= EXERCISE =
The exercise asks you to copy every line below in which "clientes" appears.

= EXERCISE MATERIALS =
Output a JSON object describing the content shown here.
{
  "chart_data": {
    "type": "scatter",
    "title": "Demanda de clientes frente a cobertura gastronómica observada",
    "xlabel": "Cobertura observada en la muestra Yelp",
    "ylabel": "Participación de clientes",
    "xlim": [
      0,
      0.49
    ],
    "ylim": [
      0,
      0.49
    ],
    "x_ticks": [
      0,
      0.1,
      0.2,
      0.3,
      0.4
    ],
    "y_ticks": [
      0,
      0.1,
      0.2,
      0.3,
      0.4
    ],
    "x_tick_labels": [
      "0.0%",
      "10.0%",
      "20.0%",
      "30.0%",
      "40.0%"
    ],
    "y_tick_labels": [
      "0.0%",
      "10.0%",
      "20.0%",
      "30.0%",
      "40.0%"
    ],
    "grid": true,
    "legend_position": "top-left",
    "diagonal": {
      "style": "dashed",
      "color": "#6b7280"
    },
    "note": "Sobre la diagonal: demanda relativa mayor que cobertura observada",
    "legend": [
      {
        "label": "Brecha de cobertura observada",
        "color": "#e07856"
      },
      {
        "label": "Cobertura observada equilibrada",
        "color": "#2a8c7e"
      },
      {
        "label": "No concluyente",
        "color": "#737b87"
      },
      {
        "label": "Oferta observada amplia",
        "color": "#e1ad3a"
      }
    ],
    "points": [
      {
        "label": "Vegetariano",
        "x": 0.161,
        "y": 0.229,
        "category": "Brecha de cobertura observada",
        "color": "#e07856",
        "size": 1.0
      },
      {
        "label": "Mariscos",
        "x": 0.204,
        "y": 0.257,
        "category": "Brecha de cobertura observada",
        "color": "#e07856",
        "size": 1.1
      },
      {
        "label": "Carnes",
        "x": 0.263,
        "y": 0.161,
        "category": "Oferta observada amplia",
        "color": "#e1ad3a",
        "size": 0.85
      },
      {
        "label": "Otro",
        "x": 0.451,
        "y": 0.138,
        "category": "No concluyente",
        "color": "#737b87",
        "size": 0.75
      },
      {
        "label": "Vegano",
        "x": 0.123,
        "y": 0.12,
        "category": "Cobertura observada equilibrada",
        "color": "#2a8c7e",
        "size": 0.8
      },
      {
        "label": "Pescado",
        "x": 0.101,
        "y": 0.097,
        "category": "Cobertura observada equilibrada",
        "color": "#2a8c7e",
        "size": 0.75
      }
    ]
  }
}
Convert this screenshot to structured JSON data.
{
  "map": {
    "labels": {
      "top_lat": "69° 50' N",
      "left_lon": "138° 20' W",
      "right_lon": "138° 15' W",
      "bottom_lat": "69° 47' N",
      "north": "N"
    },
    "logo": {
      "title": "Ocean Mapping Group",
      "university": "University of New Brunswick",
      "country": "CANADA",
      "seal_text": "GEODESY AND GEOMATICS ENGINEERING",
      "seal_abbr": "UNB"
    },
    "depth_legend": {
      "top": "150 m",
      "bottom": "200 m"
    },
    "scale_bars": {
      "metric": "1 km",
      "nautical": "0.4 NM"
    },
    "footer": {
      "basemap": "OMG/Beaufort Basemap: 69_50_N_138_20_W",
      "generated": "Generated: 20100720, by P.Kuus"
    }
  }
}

= THE COMPLETED TASK =
    "title": "Demanda de clientes frente a cobertura gastronómica observada",
    "ylabel": "Participación de clientes",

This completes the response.